THE REQUEST - Go through the listing and copy every line word for word.

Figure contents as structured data
::::::
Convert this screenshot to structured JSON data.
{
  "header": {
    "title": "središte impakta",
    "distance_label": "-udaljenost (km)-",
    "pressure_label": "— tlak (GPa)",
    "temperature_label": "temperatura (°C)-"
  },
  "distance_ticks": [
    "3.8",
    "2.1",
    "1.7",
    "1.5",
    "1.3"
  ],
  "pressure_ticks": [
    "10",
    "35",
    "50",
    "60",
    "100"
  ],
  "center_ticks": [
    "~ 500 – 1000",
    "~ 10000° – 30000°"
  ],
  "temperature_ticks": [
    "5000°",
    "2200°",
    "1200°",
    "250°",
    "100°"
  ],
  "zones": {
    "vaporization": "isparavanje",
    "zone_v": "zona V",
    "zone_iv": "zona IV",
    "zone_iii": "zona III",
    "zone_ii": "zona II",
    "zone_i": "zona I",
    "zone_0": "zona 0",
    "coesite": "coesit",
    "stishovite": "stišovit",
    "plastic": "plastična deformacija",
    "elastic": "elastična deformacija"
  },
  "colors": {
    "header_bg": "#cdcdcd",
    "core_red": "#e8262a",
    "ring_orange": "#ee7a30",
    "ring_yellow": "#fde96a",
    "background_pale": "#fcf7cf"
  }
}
::::::
EXERCISE ANSWER -
Convert this screenshot to structured JSON data.
{
  "header": {
    "title": "središte impakta",
    "distance_label": "-udaljenost (km)-",
    "pressure_label": "— tlak (GPa)",
    "temperature_label": "temperatura (°C)-"
  },
  "distance_ticks": [
    "3.8",
    "2.1",
    "1.7",
    "1.5",
    "1.3"
  ],
  "pressure_ticks": [
    "10",
    "35",
    "50",
    "60",
    "100"
  ],
  "center_ticks": [
    "~ 500 – 1000",
    "~ 10000° – 30000°"
  ],
  "temperature_ticks": [
    "5000°",
    "2200°",
    "1200°",
    "250°",
    "100°"
  ],
  "zones": {
    "vaporization": "isparavanje",
    "zone_v": "zona V",
    "zone_iv": "zona IV",
    "zone_iii": "zona III",
    "zone_ii": "zona II",
    "zone_i": "zona I",
    "zone_0": "zona 0",
    "coesite": "coesit",
    "stishovite": "stišovit",
    "plastic": "plastična deformacija",
    "elastic": "elastična deformacija"
  },
  "colors": {
    "header_bg": "#cdcdcd",
    "core_red": "#e8262a",
    "ring_orange": "#ee7a30",
    "ring_yellow": "#fde96a",
    "background_pale": "#fcf7cf"
  }
}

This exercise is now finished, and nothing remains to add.